Exercise material:
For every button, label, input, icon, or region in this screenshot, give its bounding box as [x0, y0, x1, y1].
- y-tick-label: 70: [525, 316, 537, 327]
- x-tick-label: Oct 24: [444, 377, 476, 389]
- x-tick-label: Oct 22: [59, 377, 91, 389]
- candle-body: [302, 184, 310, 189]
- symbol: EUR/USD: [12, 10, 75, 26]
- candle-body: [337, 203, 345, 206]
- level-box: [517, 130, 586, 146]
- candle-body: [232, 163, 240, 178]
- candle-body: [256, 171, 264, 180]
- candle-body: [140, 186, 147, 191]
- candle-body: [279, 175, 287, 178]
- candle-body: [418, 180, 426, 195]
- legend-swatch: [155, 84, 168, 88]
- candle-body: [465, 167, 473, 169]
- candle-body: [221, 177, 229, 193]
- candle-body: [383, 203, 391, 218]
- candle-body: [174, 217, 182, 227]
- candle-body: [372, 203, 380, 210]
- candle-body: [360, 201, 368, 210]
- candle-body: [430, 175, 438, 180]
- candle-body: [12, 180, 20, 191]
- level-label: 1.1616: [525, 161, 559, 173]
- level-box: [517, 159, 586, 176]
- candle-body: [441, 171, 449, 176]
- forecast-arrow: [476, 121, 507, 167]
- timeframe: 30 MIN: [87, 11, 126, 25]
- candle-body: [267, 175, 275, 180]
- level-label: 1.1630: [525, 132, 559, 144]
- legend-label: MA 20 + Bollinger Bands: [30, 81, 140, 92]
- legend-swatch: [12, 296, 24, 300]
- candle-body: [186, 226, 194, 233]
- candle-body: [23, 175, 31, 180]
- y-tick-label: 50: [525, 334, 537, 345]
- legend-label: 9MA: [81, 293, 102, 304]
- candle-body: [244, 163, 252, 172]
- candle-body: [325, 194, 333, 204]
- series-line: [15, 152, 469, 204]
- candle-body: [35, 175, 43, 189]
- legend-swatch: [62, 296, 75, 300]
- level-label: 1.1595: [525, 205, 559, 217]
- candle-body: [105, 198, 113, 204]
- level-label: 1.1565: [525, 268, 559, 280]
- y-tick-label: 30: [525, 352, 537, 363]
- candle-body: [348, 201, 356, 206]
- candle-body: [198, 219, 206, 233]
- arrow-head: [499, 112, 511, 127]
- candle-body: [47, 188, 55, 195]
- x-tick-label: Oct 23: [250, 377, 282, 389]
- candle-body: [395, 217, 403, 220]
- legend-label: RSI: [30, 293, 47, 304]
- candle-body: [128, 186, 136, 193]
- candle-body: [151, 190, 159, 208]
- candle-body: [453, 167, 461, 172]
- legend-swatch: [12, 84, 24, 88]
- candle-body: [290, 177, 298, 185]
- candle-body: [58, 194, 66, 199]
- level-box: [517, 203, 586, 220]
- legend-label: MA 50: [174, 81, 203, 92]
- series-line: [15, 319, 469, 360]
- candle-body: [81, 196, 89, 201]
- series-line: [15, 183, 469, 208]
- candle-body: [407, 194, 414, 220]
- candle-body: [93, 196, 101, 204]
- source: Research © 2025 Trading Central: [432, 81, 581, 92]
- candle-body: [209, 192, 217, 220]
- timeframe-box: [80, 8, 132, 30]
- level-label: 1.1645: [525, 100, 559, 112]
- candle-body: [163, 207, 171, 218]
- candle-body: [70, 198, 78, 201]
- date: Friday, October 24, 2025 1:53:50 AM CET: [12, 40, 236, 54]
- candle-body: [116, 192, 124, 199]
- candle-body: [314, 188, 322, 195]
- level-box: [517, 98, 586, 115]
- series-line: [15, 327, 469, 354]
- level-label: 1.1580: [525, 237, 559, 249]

Exercise: Please reproduce the item above line for line, leaving every character unchanged.

The response:
For every button, label, input, icon, or region in this screenshot, give its bounding box as [x0, y0, x1, y1].
- y-tick-label: 70: [525, 316, 537, 327]
- x-tick-label: Oct 24: [444, 377, 476, 389]
- x-tick-label: Oct 22: [59, 377, 91, 389]
- candle-body: [302, 184, 310, 189]
- symbol: EUR/USD: [12, 10, 75, 26]
- candle-body: [337, 203, 345, 206]
- level-box: [517, 130, 586, 146]
- candle-body: [232, 163, 240, 178]
- candle-body: [256, 171, 264, 180]
- candle-body: [140, 186, 147, 191]
- candle-body: [279, 175, 287, 178]
- candle-body: [418, 180, 426, 195]
- legend-swatch: [155, 84, 168, 88]
- candle-body: [465, 167, 473, 169]
- candle-body: [221, 177, 229, 193]
- candle-body: [383, 203, 391, 218]
- candle-body: [174, 217, 182, 227]
- candle-body: [372, 203, 380, 210]
- candle-body: [360, 201, 368, 210]
- candle-body: [430, 175, 438, 180]
- candle-body: [12, 180, 20, 191]
- level-label: 1.1616: [525, 161, 559, 173]
- level-box: [517, 159, 586, 176]
- candle-body: [441, 171, 449, 176]
- forecast-arrow: [476, 121, 507, 167]
- timeframe: 30 MIN: [87, 11, 126, 25]
- candle-body: [267, 175, 275, 180]
- level-label: 1.1630: [525, 132, 559, 144]
- legend-label: MA 20 + Bollinger Bands: [30, 81, 140, 92]
- legend-swatch: [12, 296, 24, 300]
- candle-body: [186, 226, 194, 233]
- candle-body: [23, 175, 31, 180]
- y-tick-label: 50: [525, 334, 537, 345]
- legend-label: 9MA: [81, 293, 102, 304]
- candle-body: [244, 163, 252, 172]
- candle-body: [325, 194, 333, 204]
- series-line: [15, 152, 469, 204]
- candle-body: [35, 175, 43, 189]
- legend-swatch: [62, 296, 75, 300]
- level-label: 1.1595: [525, 205, 559, 217]
- candle-body: [105, 198, 113, 204]
- level-label: 1.1565: [525, 268, 559, 280]
- y-tick-label: 30: [525, 352, 537, 363]
- candle-body: [348, 201, 356, 206]
- candle-body: [198, 219, 206, 233]
- arrow-head: [499, 112, 511, 127]
- candle-body: [47, 188, 55, 195]
- x-tick-label: Oct 23: [250, 377, 282, 389]
- candle-body: [395, 217, 403, 220]
- legend-label: RSI: [30, 293, 47, 304]
- candle-body: [128, 186, 136, 193]
- candle-body: [151, 190, 159, 208]
- candle-body: [453, 167, 461, 172]
- legend-swatch: [12, 84, 24, 88]
- candle-body: [290, 177, 298, 185]
- candle-body: [58, 194, 66, 199]
- level-box: [517, 203, 586, 220]
- legend-label: MA 50: [174, 81, 203, 92]
- series-line: [15, 319, 469, 360]
- candle-body: [81, 196, 89, 201]
- series-line: [15, 183, 469, 208]
- candle-body: [407, 194, 414, 220]
- candle-body: [93, 196, 101, 204]
- source: Research © 2025 Trading Central: [432, 81, 581, 92]
- candle-body: [209, 192, 217, 220]
- timeframe-box: [80, 8, 132, 30]
- level-label: 1.1645: [525, 100, 559, 112]
- candle-body: [163, 207, 171, 218]
- candle-body: [70, 198, 78, 201]
- date: Friday, October 24, 2025 1:53:50 AM CET: [12, 40, 236, 54]
- candle-body: [116, 192, 124, 199]
- candle-body: [314, 188, 322, 195]
- level-box: [517, 98, 586, 115]
- series-line: [15, 327, 469, 354]
- level-label: 1.1580: [525, 237, 559, 249]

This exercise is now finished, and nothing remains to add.